Stated exercise
Search the material for the string "address" and copy each line where it occurs.

Data in this exercise
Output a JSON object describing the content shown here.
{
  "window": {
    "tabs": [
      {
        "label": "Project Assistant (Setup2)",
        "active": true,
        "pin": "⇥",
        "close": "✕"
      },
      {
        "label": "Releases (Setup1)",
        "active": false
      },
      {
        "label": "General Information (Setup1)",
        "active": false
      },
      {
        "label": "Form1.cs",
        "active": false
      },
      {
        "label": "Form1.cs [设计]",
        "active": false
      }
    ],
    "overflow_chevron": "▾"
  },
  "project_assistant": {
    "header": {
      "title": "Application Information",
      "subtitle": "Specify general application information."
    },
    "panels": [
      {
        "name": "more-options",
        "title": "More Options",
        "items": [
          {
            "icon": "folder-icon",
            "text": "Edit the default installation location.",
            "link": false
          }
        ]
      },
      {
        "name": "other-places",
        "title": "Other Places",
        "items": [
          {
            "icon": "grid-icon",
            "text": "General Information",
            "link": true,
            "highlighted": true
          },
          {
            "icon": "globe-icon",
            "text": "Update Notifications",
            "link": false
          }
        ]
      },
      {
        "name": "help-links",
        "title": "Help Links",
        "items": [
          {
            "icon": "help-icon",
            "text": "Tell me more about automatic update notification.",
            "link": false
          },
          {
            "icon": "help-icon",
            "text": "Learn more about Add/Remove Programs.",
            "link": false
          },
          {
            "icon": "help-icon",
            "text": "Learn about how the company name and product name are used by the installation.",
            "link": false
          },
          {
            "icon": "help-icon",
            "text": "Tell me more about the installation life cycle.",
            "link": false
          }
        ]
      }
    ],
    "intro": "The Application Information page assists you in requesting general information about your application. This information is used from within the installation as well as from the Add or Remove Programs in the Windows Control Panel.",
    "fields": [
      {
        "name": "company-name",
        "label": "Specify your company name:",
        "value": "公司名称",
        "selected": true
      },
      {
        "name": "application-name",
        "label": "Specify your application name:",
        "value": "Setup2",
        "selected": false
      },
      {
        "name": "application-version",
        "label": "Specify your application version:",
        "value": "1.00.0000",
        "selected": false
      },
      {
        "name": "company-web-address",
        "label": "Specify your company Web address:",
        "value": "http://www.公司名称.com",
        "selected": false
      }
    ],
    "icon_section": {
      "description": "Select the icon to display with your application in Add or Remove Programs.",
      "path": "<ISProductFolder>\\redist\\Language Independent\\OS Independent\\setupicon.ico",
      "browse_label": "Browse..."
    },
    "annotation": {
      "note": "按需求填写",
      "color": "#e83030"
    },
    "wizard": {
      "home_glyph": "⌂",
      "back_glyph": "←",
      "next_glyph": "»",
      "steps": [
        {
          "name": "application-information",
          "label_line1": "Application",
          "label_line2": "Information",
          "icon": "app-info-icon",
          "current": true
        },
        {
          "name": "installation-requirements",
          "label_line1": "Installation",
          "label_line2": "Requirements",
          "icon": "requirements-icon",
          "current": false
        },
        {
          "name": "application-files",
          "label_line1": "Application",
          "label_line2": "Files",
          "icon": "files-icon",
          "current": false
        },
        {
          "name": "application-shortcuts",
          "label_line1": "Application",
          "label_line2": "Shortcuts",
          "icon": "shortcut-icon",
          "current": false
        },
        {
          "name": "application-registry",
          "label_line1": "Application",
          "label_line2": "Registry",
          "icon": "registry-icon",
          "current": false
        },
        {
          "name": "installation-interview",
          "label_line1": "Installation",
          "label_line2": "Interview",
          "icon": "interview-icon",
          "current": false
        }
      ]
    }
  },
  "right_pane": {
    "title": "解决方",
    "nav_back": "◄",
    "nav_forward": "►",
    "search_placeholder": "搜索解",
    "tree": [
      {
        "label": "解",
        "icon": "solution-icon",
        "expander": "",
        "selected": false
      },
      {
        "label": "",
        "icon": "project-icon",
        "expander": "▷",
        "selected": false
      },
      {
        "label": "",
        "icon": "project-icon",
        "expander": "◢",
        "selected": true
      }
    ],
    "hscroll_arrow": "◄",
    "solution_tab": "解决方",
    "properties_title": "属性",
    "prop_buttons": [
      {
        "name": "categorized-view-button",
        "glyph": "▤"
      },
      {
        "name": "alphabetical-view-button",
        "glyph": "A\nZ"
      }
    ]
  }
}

Final result
        "name": "company-web-address",
        "label": "Specify your company Web address:",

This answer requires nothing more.